→ The problem
Omit the pictures, then reproduce every remaining record exactly.
## BEGIN Record extracts
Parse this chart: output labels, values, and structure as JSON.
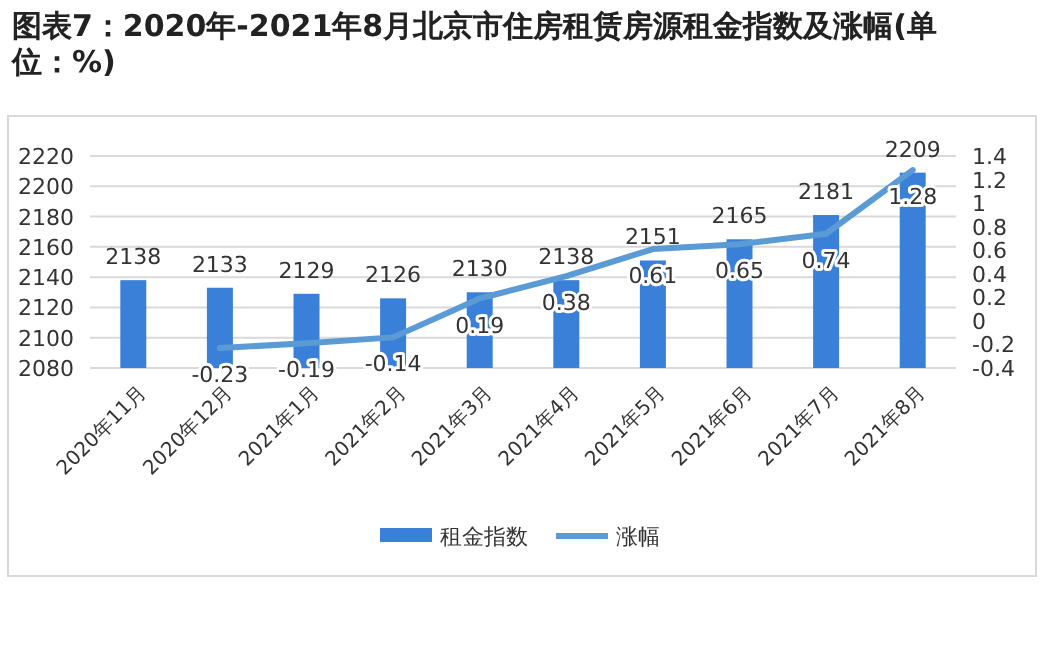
{
  "chart_data": {
    "type": "bar",
    "title": "图表7：2020年-2021年8月北京市住房租赁房源租金指数及涨幅(单位：%)",
    "categories": [
      "2020年11月",
      "2020年12月",
      "2021年1月",
      "2021年2月",
      "2021年3月",
      "2021年4月",
      "2021年5月",
      "2021年6月",
      "2021年7月",
      "2021年8月"
    ],
    "series": [
      {
        "name": "租金指数",
        "color": "#3a7fd8",
        "values": [
          2138,
          2133,
          2129,
          2126,
          2130,
          2138,
          2151,
          2165,
          2181,
          2209
        ]
      },
      {
        "name": "涨幅",
        "type": "line",
        "axis": "y2",
        "color": "#5b9bd5",
        "values": [
          null,
          -0.23,
          -0.19,
          -0.14,
          0.19,
          0.38,
          0.61,
          0.65,
          0.74,
          1.28
        ]
      }
    ],
    "ylim": [
      2080,
      2220
    ],
    "yticks": [
      2080,
      2100,
      2120,
      2140,
      2160,
      2180,
      2200,
      2220
    ],
    "y2lim": [
      -0.4,
      1.4
    ],
    "y2ticks": [
      -0.4,
      -0.2,
      0,
      0.2,
      0.4,
      0.6,
      0.8,
      1,
      1.2,
      1.4
    ],
    "grid": "y",
    "legend": "bottom",
    "data_labels": true,
    "marker": "none"
  }
}
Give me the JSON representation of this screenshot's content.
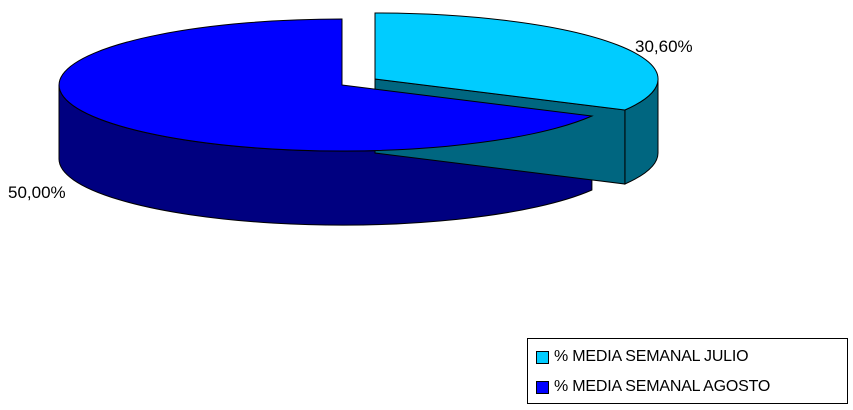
{
  "chart_data": {
    "type": "pie",
    "style": "3d-exploded",
    "series": [
      {
        "name": "% MEDIA SEMANAL JULIO",
        "value": 30.6,
        "label": "30,60%",
        "color": "#00ccff",
        "side_color": "#006680"
      },
      {
        "name": "% MEDIA SEMANAL AGOSTO",
        "value": 50.0,
        "label": "50,00%",
        "color": "#0000ff",
        "side_color": "#000080"
      }
    ],
    "legend_position": "bottom-right"
  }
}
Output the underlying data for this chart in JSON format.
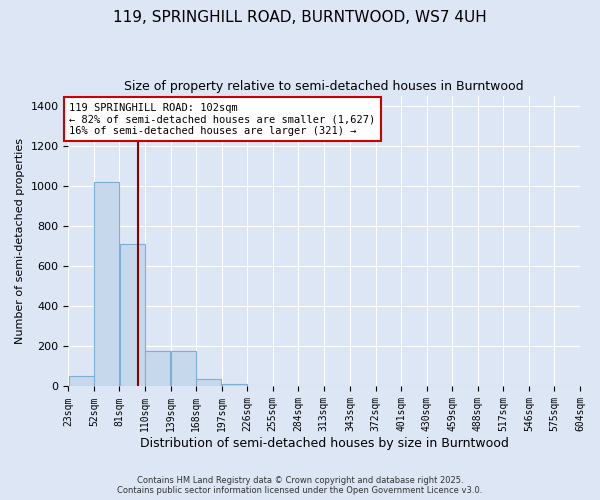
{
  "title": "119, SPRINGHILL ROAD, BURNTWOOD, WS7 4UH",
  "subtitle": "Size of property relative to semi-detached houses in Burntwood",
  "xlabel": "Distribution of semi-detached houses by size in Burntwood",
  "ylabel": "Number of semi-detached properties",
  "bin_edges": [
    23,
    52,
    81,
    110,
    139,
    168,
    197,
    226,
    255,
    284,
    313,
    343,
    372,
    401,
    430,
    459,
    488,
    517,
    546,
    575,
    604
  ],
  "bar_heights": [
    50,
    1020,
    710,
    175,
    175,
    35,
    10,
    0,
    0,
    0,
    0,
    0,
    0,
    0,
    0,
    0,
    0,
    0,
    0,
    0
  ],
  "bar_color": "#c6d9ec",
  "bar_edge_color": "#7bafd4",
  "property_size": 102,
  "red_line_color": "#8b0000",
  "annotation_text_line1": "119 SPRINGHILL ROAD: 102sqm",
  "annotation_text_line2": "← 82% of semi-detached houses are smaller (1,627)",
  "annotation_text_line3": "16% of semi-detached houses are larger (321) →",
  "ylim": [
    0,
    1450
  ],
  "yticks": [
    0,
    200,
    400,
    600,
    800,
    1000,
    1200,
    1400
  ],
  "background_color": "#dce6f5",
  "axes_background": "#dce6f5",
  "footnote1": "Contains HM Land Registry data © Crown copyright and database right 2025.",
  "footnote2": "Contains public sector information licensed under the Open Government Licence v3.0."
}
## END Record extracts
→ Task result
Parse this chart: output labels, values, and structure as JSON.
{
  "chart_data": {
    "type": "bar",
    "title": "图表7：2020年-2021年8月北京市住房租赁房源租金指数及涨幅(单位：%)",
    "categories": [
      "2020年11月",
      "2020年12月",
      "2021年1月",
      "2021年2月",
      "2021年3月",
      "2021年4月",
      "2021年5月",
      "2021年6月",
      "2021年7月",
      "2021年8月"
    ],
    "series": [
      {
        "name": "租金指数",
        "color": "#3a7fd8",
        "values": [
          2138,
          2133,
          2129,
          2126,
          2130,
          2138,
          2151,
          2165,
          2181,
          2209
        ]
      },
      {
        "name": "涨幅",
        "type": "line",
        "axis": "y2",
        "color": "#5b9bd5",
        "values": [
          null,
          -0.23,
          -0.19,
          -0.14,
          0.19,
          0.38,
          0.61,
          0.65,
          0.74,
          1.28
        ]
      }
    ],
    "ylim": [
      2080,
      2220
    ],
    "yticks": [
      2080,
      2100,
      2120,
      2140,
      2160,
      2180,
      2200,
      2220
    ],
    "y2lim": [
      -0.4,
      1.4
    ],
    "y2ticks": [
      -0.4,
      -0.2,
      0,
      0.2,
      0.4,
      0.6,
      0.8,
      1,
      1.2,
      1.4
    ],
    "grid": "y",
    "legend": "bottom",
    "data_labels": true,
    "marker": "none"
  }
}
Give me the JSON representation of this screenshot's content.
{
  "chart_data": {
    "type": "pie",
    "style": "3d-exploded",
    "series": [
      {
        "name": "% MEDIA SEMANAL JULIO",
        "value": 30.6,
        "label": "30,60%",
        "color": "#00ccff",
        "side_color": "#006680"
      },
      {
        "name": "% MEDIA SEMANAL AGOSTO",
        "value": 50.0,
        "label": "50,00%",
        "color": "#0000ff",
        "side_color": "#000080"
      }
    ],
    "legend_position": "bottom-right"
  }
}
Output the underlying data for this chart in JSON format.
{
  "title": "119, SPRINGHILL ROAD, BURNTWOOD, WS7 4UH",
  "subtitle": "Size of property relative to semi-detached houses in Burntwood",
  "xlabel": "Distribution of semi-detached houses by size in Burntwood",
  "ylabel": "Number of semi-detached properties",
  "bin_edges": [
    23,
    52,
    81,
    110,
    139,
    168,
    197,
    226,
    255,
    284,
    313,
    343,
    372,
    401,
    430,
    459,
    488,
    517,
    546,
    575,
    604
  ],
  "bar_heights": [
    50,
    1020,
    710,
    175,
    175,
    35,
    10,
    0,
    0,
    0,
    0,
    0,
    0,
    0,
    0,
    0,
    0,
    0,
    0,
    0
  ],
  "bar_color": "#c6d9ec",
  "bar_edge_color": "#7bafd4",
  "property_size": 102,
  "red_line_color": "#8b0000",
  "annotation_text_line1": "119 SPRINGHILL ROAD: 102sqm",
  "annotation_text_line2": "← 82% of semi-detached houses are smaller (1,627)",
  "annotation_text_line3": "16% of semi-detached houses are larger (321) →",
  "ylim": [
    0,
    1450
  ],
  "yticks": [
    0,
    200,
    400,
    600,
    800,
    1000,
    1200,
    1400
  ],
  "background_color": "#dce6f5",
  "axes_background": "#dce6f5",
  "footnote1": "Contains HM Land Registry data © Crown copyright and database right 2025.",
  "footnote2": "Contains public sector information licensed under the Open Government Licence v3.0."
}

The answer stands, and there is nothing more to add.